### Do this
Read the lines below. Copy out any that hold the string "юридическим".

### Source records
■ ■ ■

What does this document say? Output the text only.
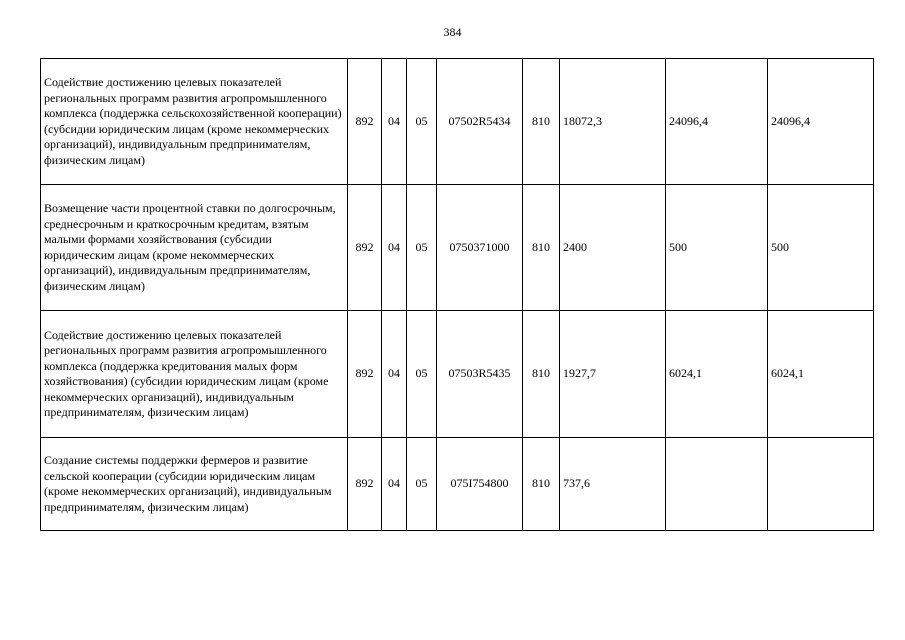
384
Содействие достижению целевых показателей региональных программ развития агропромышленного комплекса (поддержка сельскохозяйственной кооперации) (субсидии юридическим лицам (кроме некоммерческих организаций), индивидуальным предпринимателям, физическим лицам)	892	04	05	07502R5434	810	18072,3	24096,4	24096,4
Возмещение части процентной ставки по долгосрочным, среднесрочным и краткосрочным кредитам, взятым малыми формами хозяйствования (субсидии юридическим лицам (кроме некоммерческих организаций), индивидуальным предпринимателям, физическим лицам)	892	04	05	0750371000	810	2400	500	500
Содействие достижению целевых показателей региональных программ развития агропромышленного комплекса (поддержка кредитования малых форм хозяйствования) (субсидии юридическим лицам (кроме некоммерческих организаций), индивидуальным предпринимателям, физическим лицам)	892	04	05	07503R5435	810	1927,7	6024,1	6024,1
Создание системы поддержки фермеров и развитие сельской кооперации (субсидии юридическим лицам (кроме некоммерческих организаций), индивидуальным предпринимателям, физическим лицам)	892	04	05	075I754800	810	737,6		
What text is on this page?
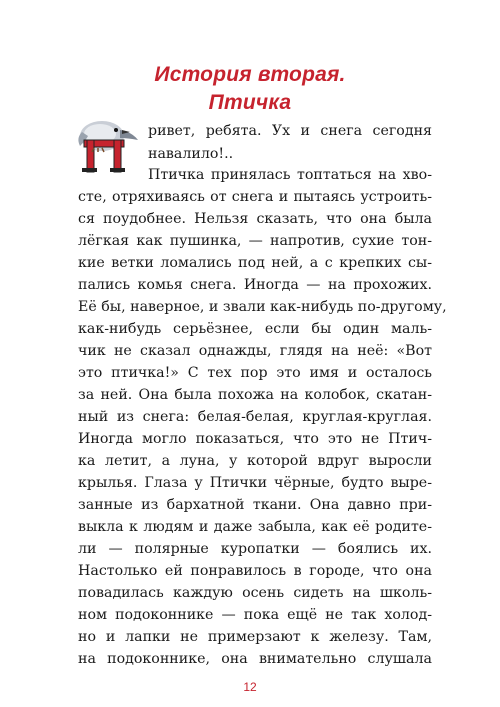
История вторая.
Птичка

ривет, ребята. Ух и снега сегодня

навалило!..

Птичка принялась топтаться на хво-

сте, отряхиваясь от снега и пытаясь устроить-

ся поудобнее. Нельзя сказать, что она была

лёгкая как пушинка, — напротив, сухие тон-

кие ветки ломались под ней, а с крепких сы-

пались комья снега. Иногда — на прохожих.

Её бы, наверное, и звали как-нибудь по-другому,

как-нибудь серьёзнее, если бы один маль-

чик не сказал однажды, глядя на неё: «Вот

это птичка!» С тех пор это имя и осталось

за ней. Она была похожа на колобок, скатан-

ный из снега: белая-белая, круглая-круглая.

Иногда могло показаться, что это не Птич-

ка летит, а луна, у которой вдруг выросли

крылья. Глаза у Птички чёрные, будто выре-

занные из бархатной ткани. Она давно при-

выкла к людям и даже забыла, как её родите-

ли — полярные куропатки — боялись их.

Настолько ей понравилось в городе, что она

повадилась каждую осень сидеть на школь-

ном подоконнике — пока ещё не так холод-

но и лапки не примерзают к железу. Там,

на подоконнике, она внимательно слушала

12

■ ■ ■

### Output for this task
Содействие достижению целевых показателей региональных программ развития агропромышленного комплекса (поддержка сельскохозяйственной кооперации) (субсидии юридическим лицам (кроме некоммерческих организаций), индивидуальным предпринимателям, физическим лицам)	892	04	05	07502R5434	810	18072,3	24096,4	24096,4
Возмещение части процентной ставки по долгосрочным, среднесрочным и краткосрочным кредитам, взятым малыми формами хозяйствования (субсидии юридическим лицам (кроме некоммерческих организаций), индивидуальным предпринимателям, физическим лицам)	892	04	05	0750371000	810	2400	500	500
Содействие достижению целевых показателей региональных программ развития агропромышленного комплекса (поддержка кредитования малых форм хозяйствования) (субсидии юридическим лицам (кроме некоммерческих организаций), индивидуальным предпринимателям, физическим лицам)	892	04	05	07503R5435	810	1927,7	6024,1	6024,1
Создание системы поддержки фермеров и развитие сельской кооперации (субсидии юридическим лицам (кроме некоммерческих организаций), индивидуальным предпринимателям, физическим лицам)	892	04	05	075I754800	810	737,6		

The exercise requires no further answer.